* **OBJECTIVE**: Copy nothing but the text: repeat each entry exactly and drop the images.

Begin RAW RECORDS

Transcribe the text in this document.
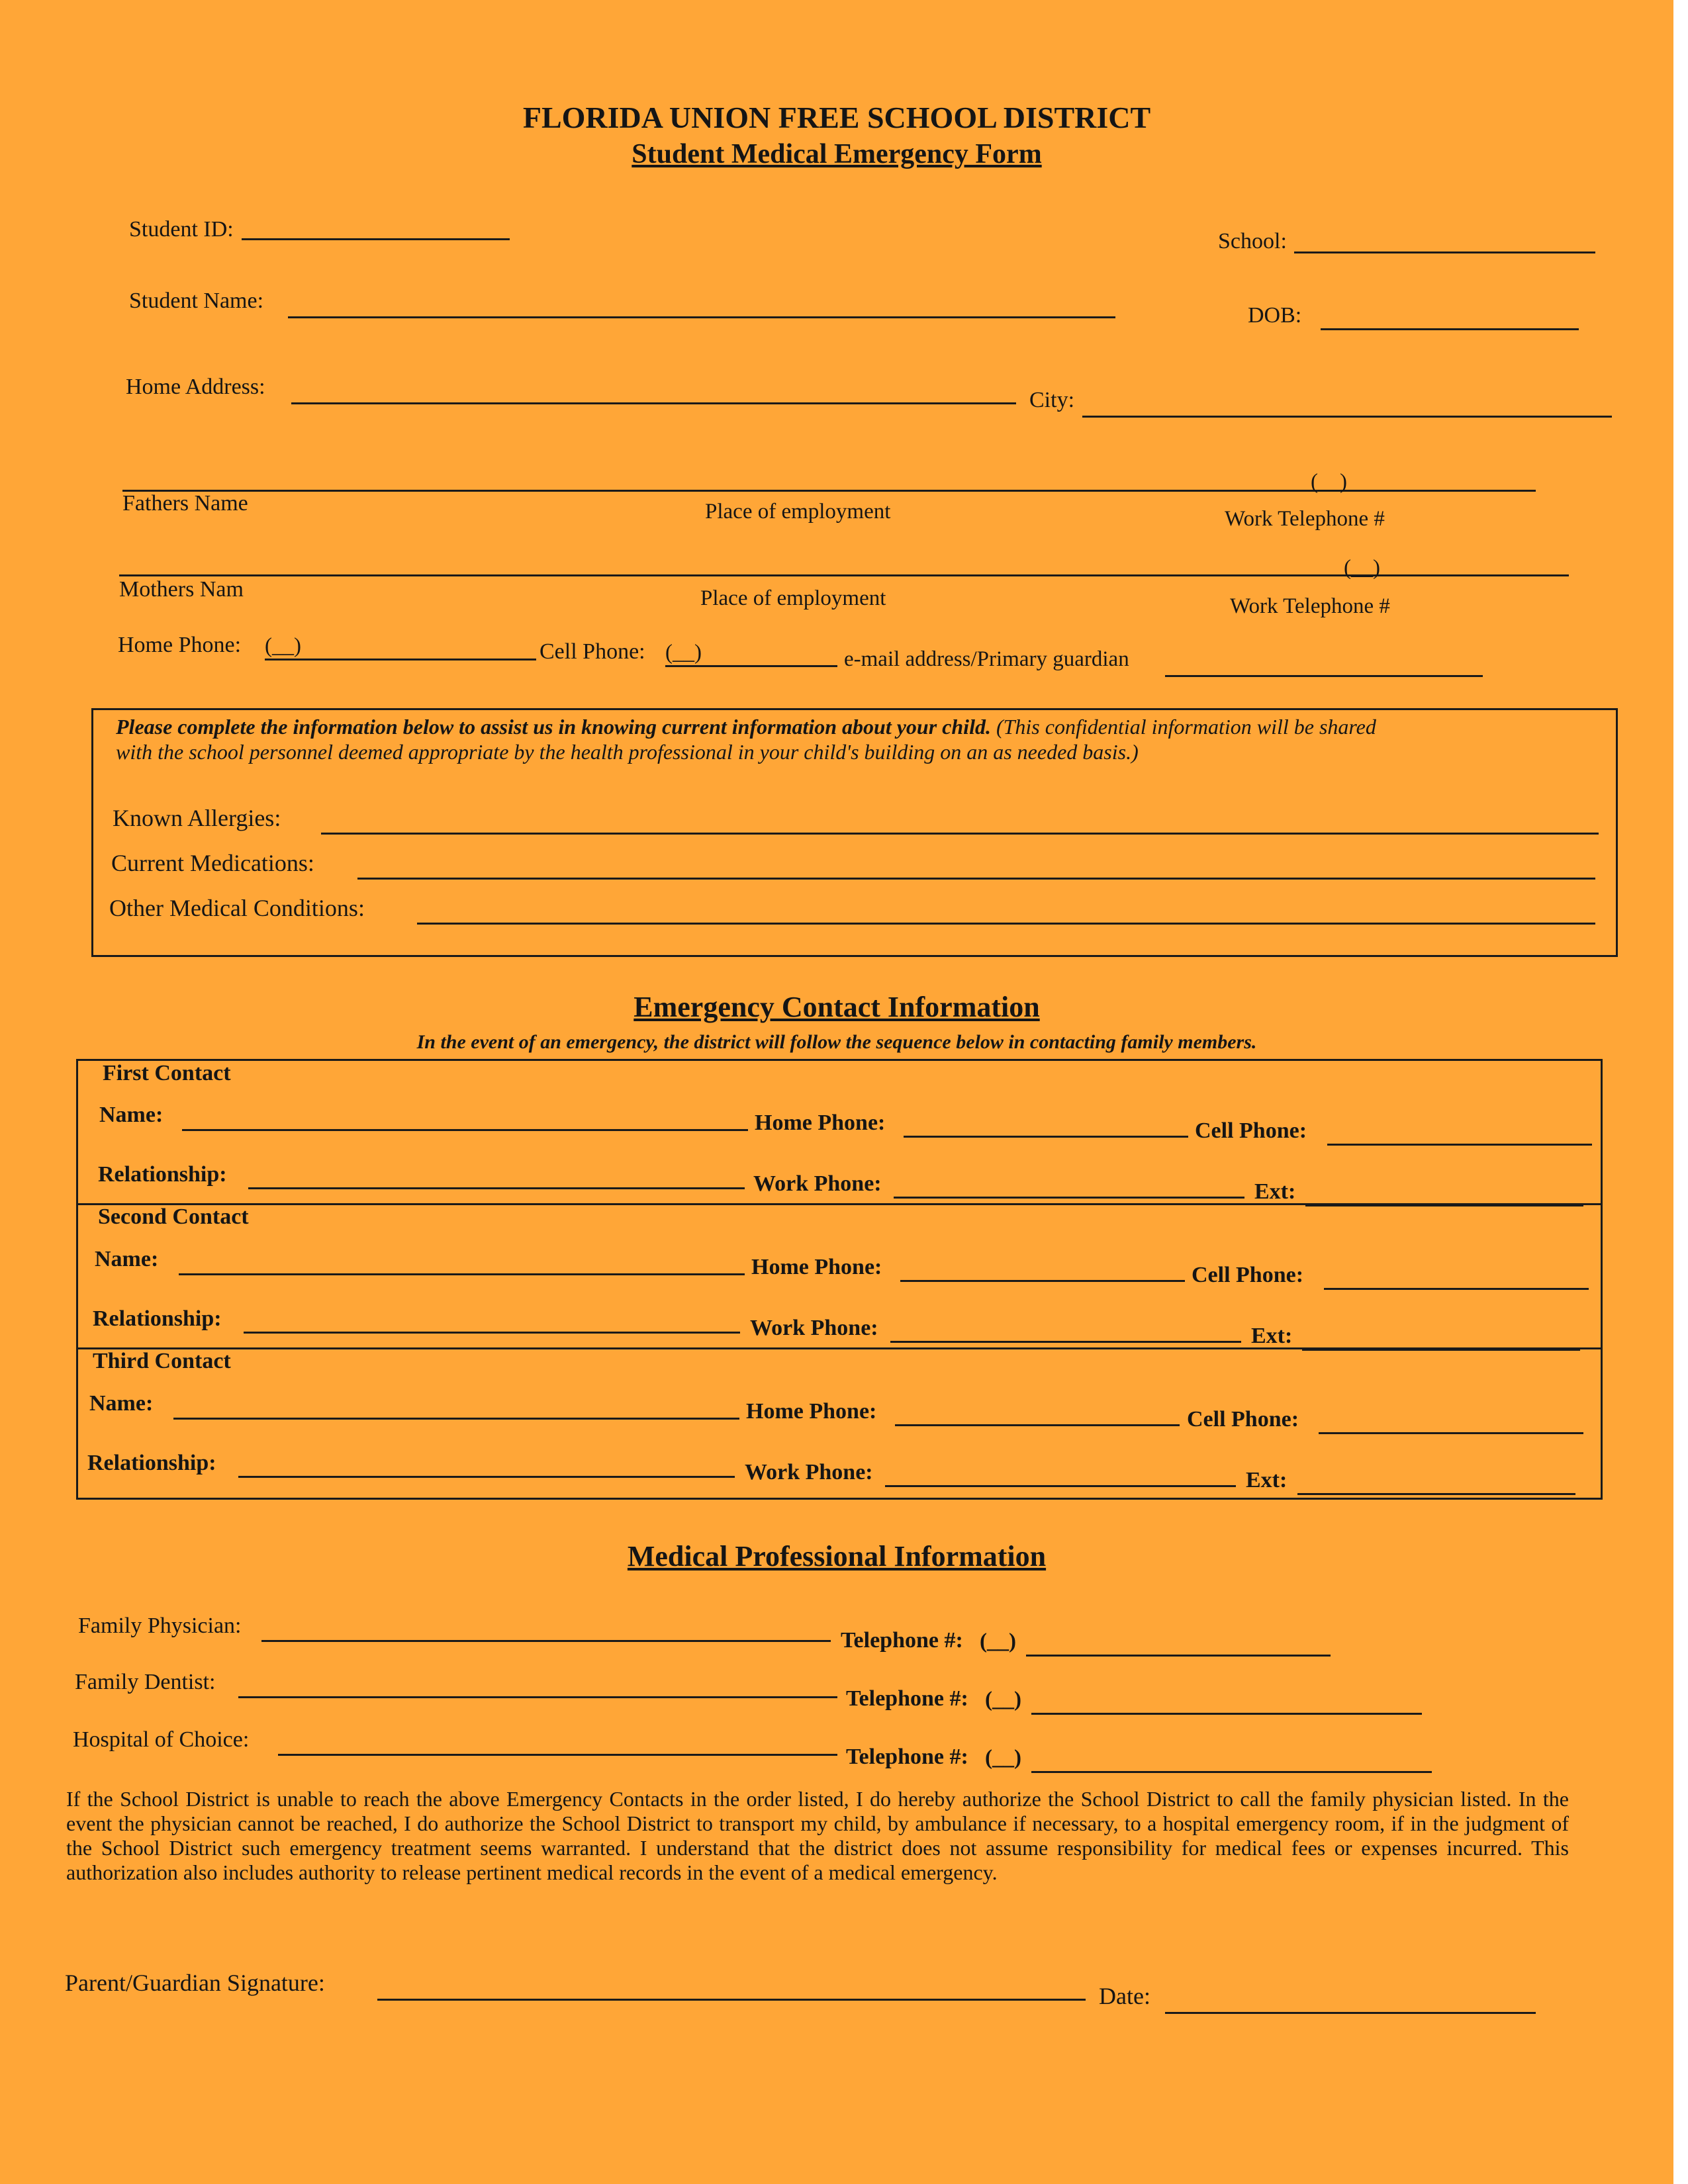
FLORIDA UNION FREE SCHOOL DISTRICT
Student Medical Emergency Form
Student ID:	School:
Student Name:
DOB:
Home Address:
City:
(__)
Fathers Name	Place of employment	Work Telephone #
(__)
Mothers Nam	Place of employment	Work Telephone #
Home Phone: (__)	Cell Phone: (__)	e-mail address/Primary guardian
Please complete the information below to assist us in knowing current information about your child. (This confidential information will be shared
with the school personnel deemed appropriate by the health professional in your child's building on an as needed basis.)
Known Allergies:
Current Medications:
Other Medical Conditions:
Emergency Contact Information
In the event of an emergency, the district will follow the sequence below in contacting family members.
First Contact
Name:	Home Phone:	Cell Phone:
Relationship:	Work Phone:	Ext:
Second Contact
Name:	Home Phone:	Cell Phone:
Relationship:	Work Phone:	Ext:
Third Contact
Name:	Home Phone:	Cell Phone:
Relationship:	Work Phone:	Ext:
Medical Professional Information
Family Physician:
Telephone #: (__)
Family Dentist:
Telephone #: (__)
Hospital of Choice:
Telephone #: (__)
If the School District is unable to reach the above Emergency Contacts in the order listed, I do hereby authorize the School District to call the family physician listed. In the event the physician cannot be reached, I do authorize the School District to transport my child, by ambulance if necessary, to a hospital emergency room, if in the judgment of the School District such emergency treatment seems warranted. I understand that the district does not assume responsibility for medical fees or expenses incurred. This authorization also includes authority to release pertinent medical records in the event of a medical emergency.
Parent/Guardian Signature:	Date:
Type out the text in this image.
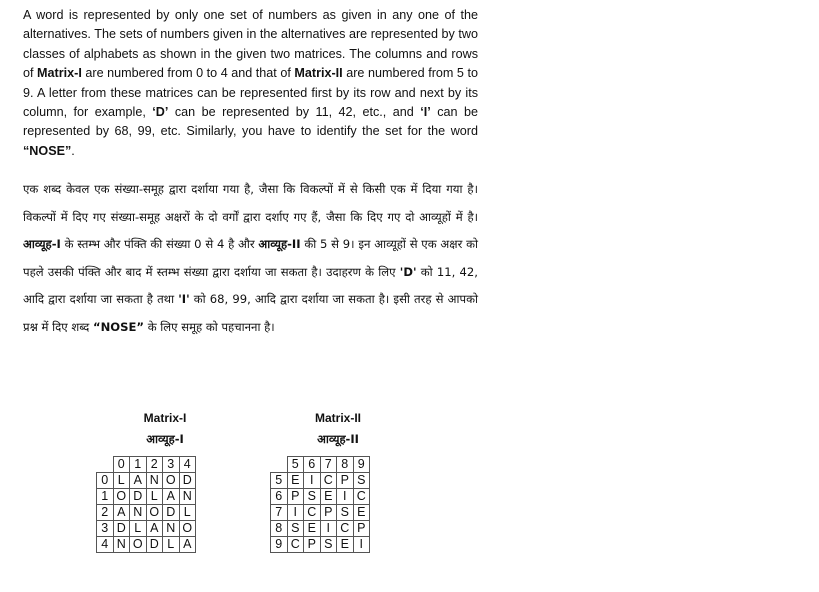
A word is represented by only one set of numbers as given in any one of the alternatives. The sets of numbers given in the alternatives are represented by two classes of alphabets as shown in the given two matrices. The columns and rows of Matrix-I are numbered from 0 to 4 and that of Matrix-II are numbered from 5 to 9. A letter from these matrices can be represented first by its row and next by its column, for example, ‘D’ can be represented by 11, 42, etc., and ‘I’ can be represented by 68, 99, etc. Similarly, you have to identify the set for the word “NOSE”.
एक शब्द केवल एक संख्या-समूह द्वारा दर्शाया गया है, जैसा कि विकल्पों में से किसी एक में दिया गया है। विकल्पों में दिए गए संख्या-समूह अक्षरों के दो वर्गों द्वारा दर्शाए गए हैं, जैसा कि दिए गए दो आव्यूहों में है। आव्यूह-I के स्तम्भ और पंक्ति की संख्या 0 से 4 है और आव्यूह-II की 5 से 9। इन आव्यूहों से एक अक्षर को पहले उसकी पंक्ति और बाद में स्तम्भ संख्या द्वारा दर्शाया जा सकता है। उदाहरण के लिए 'D' को 11, 42, आदि द्वारा दर्शाया जा सकता है तथा 'I' को 68, 99, आदि द्वारा दर्शाया जा सकता है। इसी तरह से आपको प्रश्न में दिए शब्द “NOSE” के लिए समूह को पहचानना है।
Matrix-I
आव्यूह-I
Matrix-II
आव्यूह-II
	0	1	2	3	4
0	L	A	N	O	D
1	O	D	L	A	N
2	A	N	O	D	L
3	D	L	A	N	O
4	N	O	D	L	A
	5	6	7	8	9
5	E	I	C	P	S
6	P	S	E	I	C
7	I	C	P	S	E
8	S	E	I	C	P
9	C	P	S	E	I
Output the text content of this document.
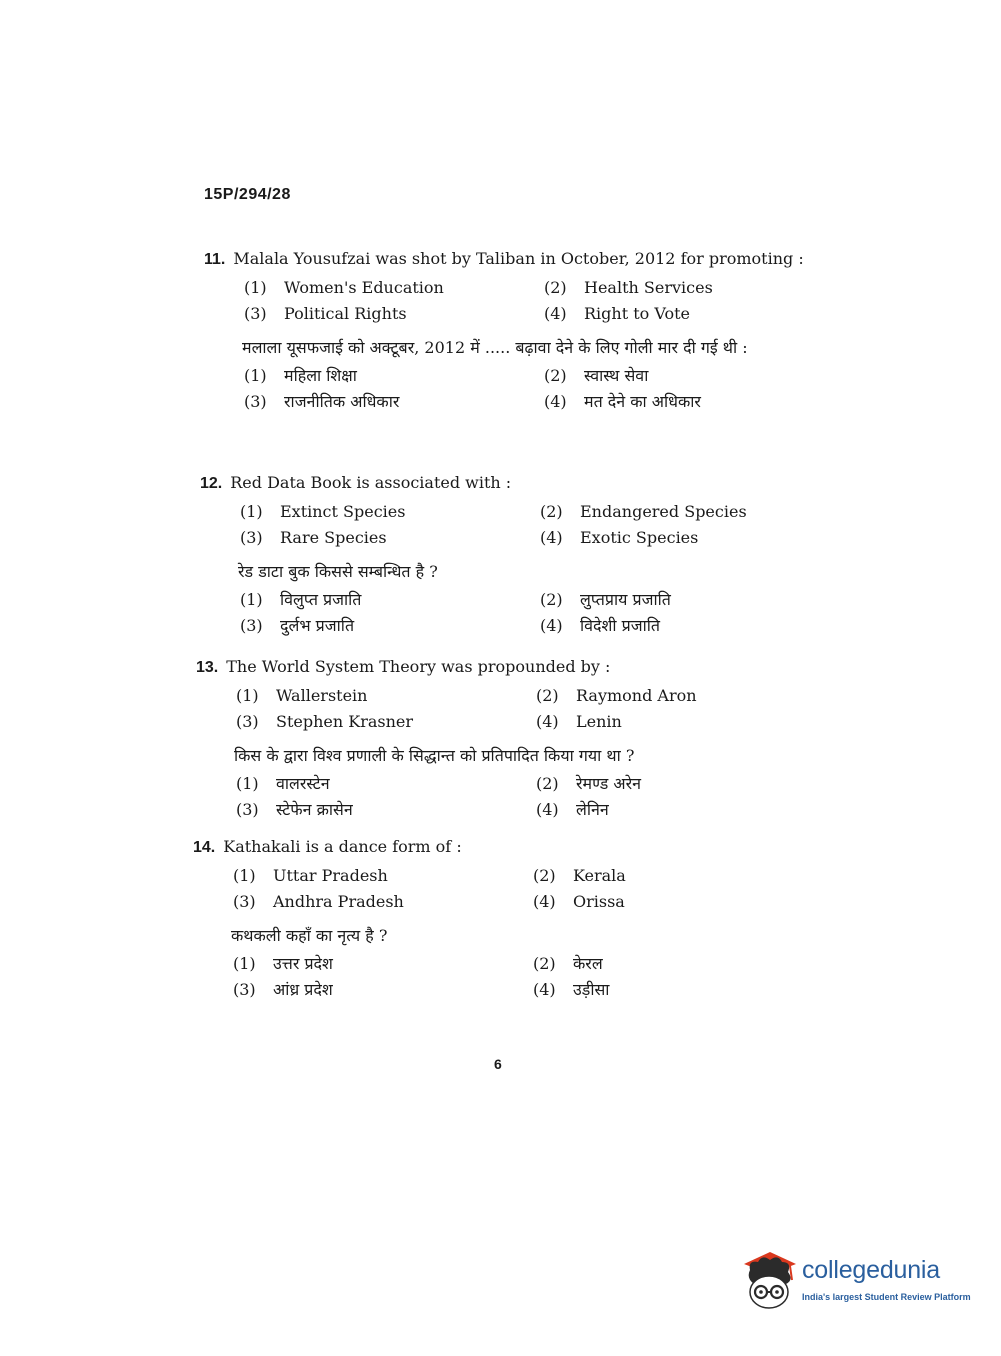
15P/294/28
11. Malala Yousufzai was shot by Taliban in October, 2012 for promoting :
(1) Women's Education	(2) Health Services
(3) Political Rights	(4) Right to Vote
मलाला यूसफजाई को अक्टूबर, 2012 में ..... बढ़ावा देने के लिए गोली मार दी गई थी :
(1) महिला शिक्षा	(2) स्वास्थ सेवा
(3) राजनीतिक अधिकार	(4) मत देने का अधिकार
12. Red Data Book is associated with :
(1) Extinct Species	(2) Endangered Species
(3) Rare Species	(4) Exotic Species
रेड डाटा बुक किससे सम्बन्धित है ?
(1) विलुप्त प्रजाति	(2) लुप्तप्राय प्रजाति
(3) दुर्लभ प्रजाति	(4) विदेशी प्रजाति
13. The World System Theory was propounded by :
(1) Wallerstein	(2) Raymond Aron
(3) Stephen Krasner	(4) Lenin
किस के द्वारा विश्व प्रणाली के सिद्धान्त को प्रतिपादित किया गया था ?
(1) वालरस्टेन	(2) रेमण्ड अरेन
(3) स्टेफेन क्रासेन	(4) लेनिन
14. Kathakali is a dance form of :
(1) Uttar Pradesh	(2) Kerala
(3) Andhra Pradesh	(4) Orissa
कथकली कहाँ का नृत्य है ?
(1) उत्तर प्रदेश	(2) केरल
(3) आंध्र प्रदेश	(4) उड़ीसा
6
collegedunia
India's largest Student Review Platform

End RAW RECORDS

* **RESULT OF THE EXERCISE**:
Transcribe the text in this document.
FLORIDA UNION FREE SCHOOL DISTRICT
Student Medical Emergency Form
Student ID:	School:
Student Name:
DOB:
Home Address:
City:
(__)
Fathers Name	Place of employment	Work Telephone #
(__)
Mothers Nam	Place of employment	Work Telephone #
Home Phone: (__)	Cell Phone: (__)	e-mail address/Primary guardian
Please complete the information below to assist us in knowing current information about your child. (This confidential information will be shared
with the school personnel deemed appropriate by the health professional in your child's building on an as needed basis.)
Known Allergies:
Current Medications:
Other Medical Conditions:
Emergency Contact Information
In the event of an emergency, the district will follow the sequence below in contacting family members.
First Contact
Name:	Home Phone:	Cell Phone:
Relationship:	Work Phone:	Ext:
Second Contact
Name:	Home Phone:	Cell Phone:
Relationship:	Work Phone:	Ext:
Third Contact
Name:	Home Phone:	Cell Phone:
Relationship:	Work Phone:	Ext:
Medical Professional Information
Family Physician:
Telephone #: (__)
Family Dentist:
Telephone #: (__)
Hospital of Choice:
Telephone #: (__)
If the School District is unable to reach the above Emergency Contacts in the order listed, I do hereby authorize the School District to call the family physician listed. In the event the physician cannot be reached, I do authorize the School District to transport my child, by ambulance if necessary, to a hospital emergency room, if in the judgment of the School District such emergency treatment seems warranted. I understand that the district does not assume responsibility for medical fees or expenses incurred. This authorization also includes authority to release pertinent medical records in the event of a medical emergency.
Parent/Guardian Signature:	Date:
Type out the text in this image.
A word is represented by only one set of numbers as given in any one of the alternatives. The sets of numbers given in the alternatives are represented by two classes of alphabets as shown in the given two matrices. The columns and rows of Matrix-I are numbered from 0 to 4 and that of Matrix-II are numbered from 5 to 9. A letter from these matrices can be represented first by its row and next by its column, for example, ‘D’ can be represented by 11, 42, etc., and ‘I’ can be represented by 68, 99, etc. Similarly, you have to identify the set for the word “NOSE”.
एक शब्द केवल एक संख्या-समूह द्वारा दर्शाया गया है, जैसा कि विकल्पों में से किसी एक में दिया गया है। विकल्पों में दिए गए संख्या-समूह अक्षरों के दो वर्गों द्वारा दर्शाए गए हैं, जैसा कि दिए गए दो आव्यूहों में है। आव्यूह-I के स्तम्भ और पंक्ति की संख्या 0 से 4 है और आव्यूह-II की 5 से 9। इन आव्यूहों से एक अक्षर को पहले उसकी पंक्ति और बाद में स्तम्भ संख्या द्वारा दर्शाया जा सकता है। उदाहरण के लिए 'D' को 11, 42, आदि द्वारा दर्शाया जा सकता है तथा 'I' को 68, 99, आदि द्वारा दर्शाया जा सकता है। इसी तरह से आपको प्रश्न में दिए शब्द “NOSE” के लिए समूह को पहचानना है।
Matrix-I
आव्यूह-I
Matrix-II
आव्यूह-II
	0	1	2	3	4
0	L	A	N	O	D
1	O	D	L	A	N
2	A	N	O	D	L
3	D	L	A	N	O
4	N	O	D	L	A
	5	6	7	8	9
5	E	I	C	P	S
6	P	S	E	I	C
7	I	C	P	S	E
8	S	E	I	C	P
9	C	P	S	E	I
Output the text content of this document.
15P/294/28
11. Malala Yousufzai was shot by Taliban in October, 2012 for promoting :
(1) Women's Education	(2) Health Services
(3) Political Rights	(4) Right to Vote
मलाला यूसफजाई को अक्टूबर, 2012 में ..... बढ़ावा देने के लिए गोली मार दी गई थी :
(1) महिला शिक्षा	(2) स्वास्थ सेवा
(3) राजनीतिक अधिकार	(4) मत देने का अधिकार
12. Red Data Book is associated with :
(1) Extinct Species	(2) Endangered Species
(3) Rare Species	(4) Exotic Species
रेड डाटा बुक किससे सम्बन्धित है ?
(1) विलुप्त प्रजाति	(2) लुप्तप्राय प्रजाति
(3) दुर्लभ प्रजाति	(4) विदेशी प्रजाति
13. The World System Theory was propounded by :
(1) Wallerstein	(2) Raymond Aron
(3) Stephen Krasner	(4) Lenin
किस के द्वारा विश्व प्रणाली के सिद्धान्त को प्रतिपादित किया गया था ?
(1) वालरस्टेन	(2) रेमण्ड अरेन
(3) स्टेफेन क्रासेन	(4) लेनिन
14. Kathakali is a dance form of :
(1) Uttar Pradesh	(2) Kerala
(3) Andhra Pradesh	(4) Orissa
कथकली कहाँ का नृत्य है ?
(1) उत्तर प्रदेश	(2) केरल
(3) आंध्र प्रदेश	(4) उड़ीसा
6
collegedunia
India's largest Student Review Platform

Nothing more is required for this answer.